-------- Listed records
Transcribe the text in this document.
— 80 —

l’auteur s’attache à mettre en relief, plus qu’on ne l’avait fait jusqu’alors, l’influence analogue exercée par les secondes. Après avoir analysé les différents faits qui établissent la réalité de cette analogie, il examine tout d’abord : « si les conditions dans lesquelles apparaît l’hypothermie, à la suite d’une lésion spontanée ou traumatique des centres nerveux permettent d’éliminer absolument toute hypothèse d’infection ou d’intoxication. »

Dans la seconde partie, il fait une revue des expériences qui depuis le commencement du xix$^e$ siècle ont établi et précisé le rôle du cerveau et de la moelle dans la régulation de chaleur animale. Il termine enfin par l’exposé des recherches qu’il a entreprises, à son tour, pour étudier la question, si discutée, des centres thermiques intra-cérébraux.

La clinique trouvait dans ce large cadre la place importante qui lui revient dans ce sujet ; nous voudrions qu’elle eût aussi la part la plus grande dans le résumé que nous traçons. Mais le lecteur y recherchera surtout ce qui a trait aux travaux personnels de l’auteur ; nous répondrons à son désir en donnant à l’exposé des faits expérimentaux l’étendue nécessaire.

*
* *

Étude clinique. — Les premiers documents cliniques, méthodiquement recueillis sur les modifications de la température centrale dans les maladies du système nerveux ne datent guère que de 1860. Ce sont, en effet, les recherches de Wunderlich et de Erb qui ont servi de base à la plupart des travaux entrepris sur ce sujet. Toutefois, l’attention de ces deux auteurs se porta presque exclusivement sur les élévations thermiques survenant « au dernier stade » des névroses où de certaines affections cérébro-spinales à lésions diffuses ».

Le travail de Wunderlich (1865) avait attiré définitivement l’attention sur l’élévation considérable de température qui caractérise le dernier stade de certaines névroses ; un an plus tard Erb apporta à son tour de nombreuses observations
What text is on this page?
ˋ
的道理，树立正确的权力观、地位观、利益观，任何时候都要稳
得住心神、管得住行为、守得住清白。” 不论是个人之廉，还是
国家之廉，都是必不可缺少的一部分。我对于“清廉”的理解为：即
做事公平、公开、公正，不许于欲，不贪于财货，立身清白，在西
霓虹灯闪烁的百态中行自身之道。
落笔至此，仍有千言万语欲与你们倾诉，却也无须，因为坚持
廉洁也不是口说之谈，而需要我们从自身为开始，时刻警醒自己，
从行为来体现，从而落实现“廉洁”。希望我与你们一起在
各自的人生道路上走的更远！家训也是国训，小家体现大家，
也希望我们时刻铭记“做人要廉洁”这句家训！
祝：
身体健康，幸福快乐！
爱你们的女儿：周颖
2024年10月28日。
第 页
----------------
- [Exercise task]:
Return every entry verbatim.

- [Complete output]:
Transcribe the text in this document.
— 80 —

l’auteur s’attache à mettre en relief, plus qu’on ne l’avait fait jusqu’alors, l’influence analogue exercée par les secondes. Après avoir analysé les différents faits qui établissent la réalité de cette analogie, il examine tout d’abord : « si les conditions dans lesquelles apparaît l’hypothermie, à la suite d’une lésion spontanée ou traumatique des centres nerveux permettent d’éliminer absolument toute hypothèse d’infection ou d’intoxication. »

Dans la seconde partie, il fait une revue des expériences qui depuis le commencement du xix$^e$ siècle ont établi et précisé le rôle du cerveau et de la moelle dans la régulation de chaleur animale. Il termine enfin par l’exposé des recherches qu’il a entreprises, à son tour, pour étudier la question, si discutée, des centres thermiques intra-cérébraux.

La clinique trouvait dans ce large cadre la place importante qui lui revient dans ce sujet ; nous voudrions qu’elle eût aussi la part la plus grande dans le résumé que nous traçons. Mais le lecteur y recherchera surtout ce qui a trait aux travaux personnels de l’auteur ; nous répondrons à son désir en donnant à l’exposé des faits expérimentaux l’étendue nécessaire.

*
* *

Étude clinique. — Les premiers documents cliniques, méthodiquement recueillis sur les modifications de la température centrale dans les maladies du système nerveux ne datent guère que de 1860. Ce sont, en effet, les recherches de Wunderlich et de Erb qui ont servi de base à la plupart des travaux entrepris sur ce sujet. Toutefois, l’attention de ces deux auteurs se porta presque exclusivement sur les élévations thermiques survenant « au dernier stade » des névroses où de certaines affections cérébro-spinales à lésions diffuses ».

Le travail de Wunderlich (1865) avait attiré définitivement l’attention sur l’élévation considérable de température qui caractérise le dernier stade de certaines névroses ; un an plus tard Erb apporta à son tour de nombreuses observations
What text is on this page?
ˋ
的道理，树立正确的权力观、地位观、利益观，任何时候都要稳
得住心神、管得住行为、守得住清白。” 不论是个人之廉，还是
国家之廉，都是必不可缺少的一部分。我对于“清廉”的理解为：即
做事公平、公开、公正，不许于欲，不贪于财货，立身清白，在西
霓虹灯闪烁的百态中行自身之道。
落笔至此，仍有千言万语欲与你们倾诉，却也无须，因为坚持
廉洁也不是口说之谈，而需要我们从自身为开始，时刻警醒自己，
从行为来体现，从而落实现“廉洁”。希望我与你们一起在
各自的人生道路上走的更远！家训也是国训，小家体现大家，
也希望我们时刻铭记“做人要廉洁”这句家训！
祝：
身体健康，幸福快乐！
爱你们的女儿：周颖
2024年10月28日。
第 页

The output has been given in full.